Reproduce the records below in their entirety, character for character.
=== Record excerpts ===
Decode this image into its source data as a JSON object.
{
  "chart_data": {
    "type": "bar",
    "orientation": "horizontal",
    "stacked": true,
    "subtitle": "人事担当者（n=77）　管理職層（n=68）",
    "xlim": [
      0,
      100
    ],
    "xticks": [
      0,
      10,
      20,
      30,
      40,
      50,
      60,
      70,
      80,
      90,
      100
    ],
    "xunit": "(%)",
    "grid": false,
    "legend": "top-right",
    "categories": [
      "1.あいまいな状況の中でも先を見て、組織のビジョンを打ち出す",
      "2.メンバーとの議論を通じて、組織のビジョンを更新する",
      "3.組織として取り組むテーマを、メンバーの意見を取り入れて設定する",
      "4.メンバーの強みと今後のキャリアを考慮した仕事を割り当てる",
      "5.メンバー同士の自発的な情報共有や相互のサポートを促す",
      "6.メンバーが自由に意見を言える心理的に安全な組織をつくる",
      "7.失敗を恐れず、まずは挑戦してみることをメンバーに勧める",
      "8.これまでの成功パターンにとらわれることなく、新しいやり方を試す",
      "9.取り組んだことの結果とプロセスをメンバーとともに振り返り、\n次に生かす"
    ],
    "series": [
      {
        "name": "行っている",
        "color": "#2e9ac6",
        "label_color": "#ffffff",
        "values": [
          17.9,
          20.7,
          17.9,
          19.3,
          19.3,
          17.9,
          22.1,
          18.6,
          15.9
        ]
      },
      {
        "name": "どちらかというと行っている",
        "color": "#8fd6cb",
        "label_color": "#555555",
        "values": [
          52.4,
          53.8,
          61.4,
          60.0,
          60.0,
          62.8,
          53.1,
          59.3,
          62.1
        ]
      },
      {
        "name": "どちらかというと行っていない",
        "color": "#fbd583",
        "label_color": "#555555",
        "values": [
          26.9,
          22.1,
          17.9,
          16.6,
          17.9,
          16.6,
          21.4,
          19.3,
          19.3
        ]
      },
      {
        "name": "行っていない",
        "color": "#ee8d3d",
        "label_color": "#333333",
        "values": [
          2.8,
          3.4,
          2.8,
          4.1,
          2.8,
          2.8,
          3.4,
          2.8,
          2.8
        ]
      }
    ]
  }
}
===
Answer to the exercise:
Decode this image into its source data as a JSON object.
{
  "chart_data": {
    "type": "bar",
    "orientation": "horizontal",
    "stacked": true,
    "subtitle": "人事担当者（n=77）　管理職層（n=68）",
    "xlim": [
      0,
      100
    ],
    "xticks": [
      0,
      10,
      20,
      30,
      40,
      50,
      60,
      70,
      80,
      90,
      100
    ],
    "xunit": "(%)",
    "grid": false,
    "legend": "top-right",
    "categories": [
      "1.あいまいな状況の中でも先を見て、組織のビジョンを打ち出す",
      "2.メンバーとの議論を通じて、組織のビジョンを更新する",
      "3.組織として取り組むテーマを、メンバーの意見を取り入れて設定する",
      "4.メンバーの強みと今後のキャリアを考慮した仕事を割り当てる",
      "5.メンバー同士の自発的な情報共有や相互のサポートを促す",
      "6.メンバーが自由に意見を言える心理的に安全な組織をつくる",
      "7.失敗を恐れず、まずは挑戦してみることをメンバーに勧める",
      "8.これまでの成功パターンにとらわれることなく、新しいやり方を試す",
      "9.取り組んだことの結果とプロセスをメンバーとともに振り返り、\n次に生かす"
    ],
    "series": [
      {
        "name": "行っている",
        "color": "#2e9ac6",
        "label_color": "#ffffff",
        "values": [
          17.9,
          20.7,
          17.9,
          19.3,
          19.3,
          17.9,
          22.1,
          18.6,
          15.9
        ]
      },
      {
        "name": "どちらかというと行っている",
        "color": "#8fd6cb",
        "label_color": "#555555",
        "values": [
          52.4,
          53.8,
          61.4,
          60.0,
          60.0,
          62.8,
          53.1,
          59.3,
          62.1
        ]
      },
      {
        "name": "どちらかというと行っていない",
        "color": "#fbd583",
        "label_color": "#555555",
        "values": [
          26.9,
          22.1,
          17.9,
          16.6,
          17.9,
          16.6,
          21.4,
          19.3,
          19.3
        ]
      },
      {
        "name": "行っていない",
        "color": "#ee8d3d",
        "label_color": "#333333",
        "values": [
          2.8,
          3.4,
          2.8,
          4.1,
          2.8,
          2.8,
          3.4,
          2.8,
          2.8
        ]
      }
    ]
  }
}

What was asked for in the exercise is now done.